The records below must be copied in full; omit the images.
── Supplied material
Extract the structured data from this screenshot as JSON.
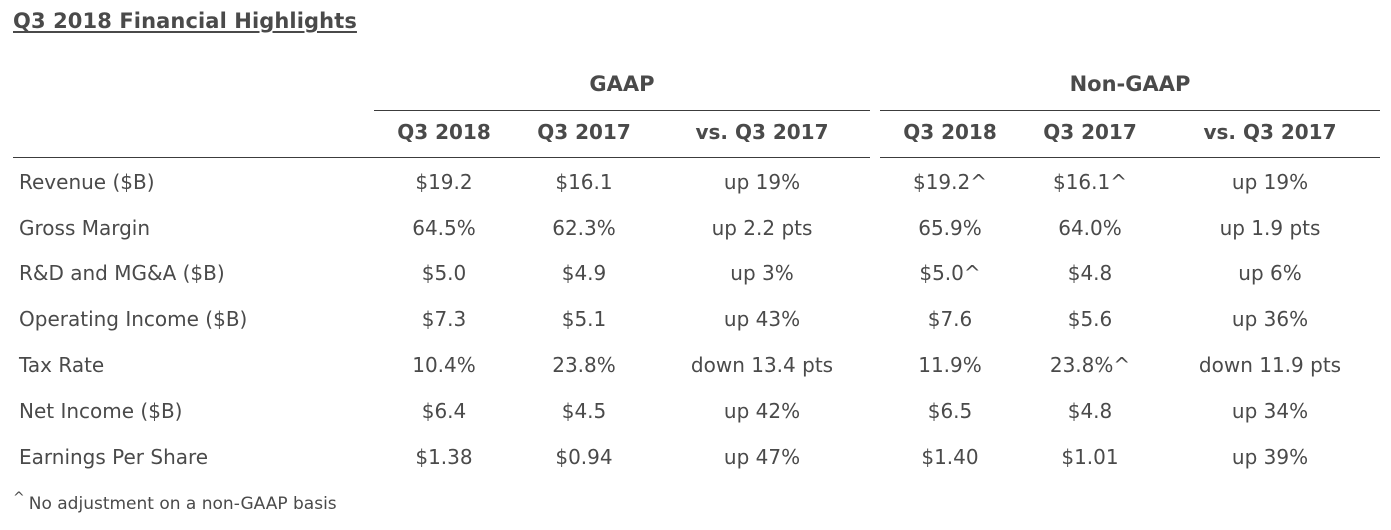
{
  "title": "Q3 2018 Financial Highlights",
  "groups": {
    "gaap": "GAAP",
    "non_gaap": "Non-GAAP"
  },
  "columns": {
    "gaap": [
      "Q3 2018",
      "Q3 2017",
      "vs. Q3 2017"
    ],
    "non_gaap": [
      "Q3 2018",
      "Q3 2017",
      "vs. Q3 2017"
    ]
  },
  "rows": [
    {
      "label": "Revenue ($B)",
      "gaap": [
        "$19.2",
        "$16.1",
        "up 19%"
      ],
      "non_gaap": [
        "$19.2^",
        "$16.1^",
        "up 19%"
      ]
    },
    {
      "label": "Gross Margin",
      "gaap": [
        "64.5%",
        "62.3%",
        "up 2.2 pts"
      ],
      "non_gaap": [
        "65.9%",
        "64.0%",
        "up 1.9 pts"
      ]
    },
    {
      "label": "R&D and MG&A ($B)",
      "gaap": [
        "$5.0",
        "$4.9",
        "up 3%"
      ],
      "non_gaap": [
        "$5.0^",
        "$4.8",
        "up 6%"
      ]
    },
    {
      "label": "Operating Income ($B)",
      "gaap": [
        "$7.3",
        "$5.1",
        "up 43%"
      ],
      "non_gaap": [
        "$7.6",
        "$5.6",
        "up 36%"
      ]
    },
    {
      "label": "Tax Rate",
      "gaap": [
        "10.4%",
        "23.8%",
        "down 13.4 pts"
      ],
      "non_gaap": [
        "11.9%",
        "23.8%^",
        "down 11.9 pts"
      ]
    },
    {
      "label": "Net Income ($B)",
      "gaap": [
        "$6.4",
        "$4.5",
        "up 42%"
      ],
      "non_gaap": [
        "$6.5",
        "$4.8",
        "up 34%"
      ]
    },
    {
      "label": "Earnings Per Share",
      "gaap": [
        "$1.38",
        "$0.94",
        "up 47%"
      ],
      "non_gaap": [
        "$1.40",
        "$1.01",
        "up 39%"
      ]
    }
  ],
  "footnote": {
    "marker": "^",
    "text": "No adjustment on a non-GAAP basis"
  }
}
────
> Solution to the exercise:
Extract the structured data from this screenshot as JSON.
{
  "title": "Q3 2018 Financial Highlights",
  "groups": {
    "gaap": "GAAP",
    "non_gaap": "Non-GAAP"
  },
  "columns": {
    "gaap": [
      "Q3 2018",
      "Q3 2017",
      "vs. Q3 2017"
    ],
    "non_gaap": [
      "Q3 2018",
      "Q3 2017",
      "vs. Q3 2017"
    ]
  },
  "rows": [
    {
      "label": "Revenue ($B)",
      "gaap": [
        "$19.2",
        "$16.1",
        "up 19%"
      ],
      "non_gaap": [
        "$19.2^",
        "$16.1^",
        "up 19%"
      ]
    },
    {
      "label": "Gross Margin",
      "gaap": [
        "64.5%",
        "62.3%",
        "up 2.2 pts"
      ],
      "non_gaap": [
        "65.9%",
        "64.0%",
        "up 1.9 pts"
      ]
    },
    {
      "label": "R&D and MG&A ($B)",
      "gaap": [
        "$5.0",
        "$4.9",
        "up 3%"
      ],
      "non_gaap": [
        "$5.0^",
        "$4.8",
        "up 6%"
      ]
    },
    {
      "label": "Operating Income ($B)",
      "gaap": [
        "$7.3",
        "$5.1",
        "up 43%"
      ],
      "non_gaap": [
        "$7.6",
        "$5.6",
        "up 36%"
      ]
    },
    {
      "label": "Tax Rate",
      "gaap": [
        "10.4%",
        "23.8%",
        "down 13.4 pts"
      ],
      "non_gaap": [
        "11.9%",
        "23.8%^",
        "down 11.9 pts"
      ]
    },
    {
      "label": "Net Income ($B)",
      "gaap": [
        "$6.4",
        "$4.5",
        "up 42%"
      ],
      "non_gaap": [
        "$6.5",
        "$4.8",
        "up 34%"
      ]
    },
    {
      "label": "Earnings Per Share",
      "gaap": [
        "$1.38",
        "$0.94",
        "up 47%"
      ],
      "non_gaap": [
        "$1.40",
        "$1.01",
        "up 39%"
      ]
    }
  ],
  "footnote": {
    "marker": "^",
    "text": "No adjustment on a non-GAAP basis"
  }
}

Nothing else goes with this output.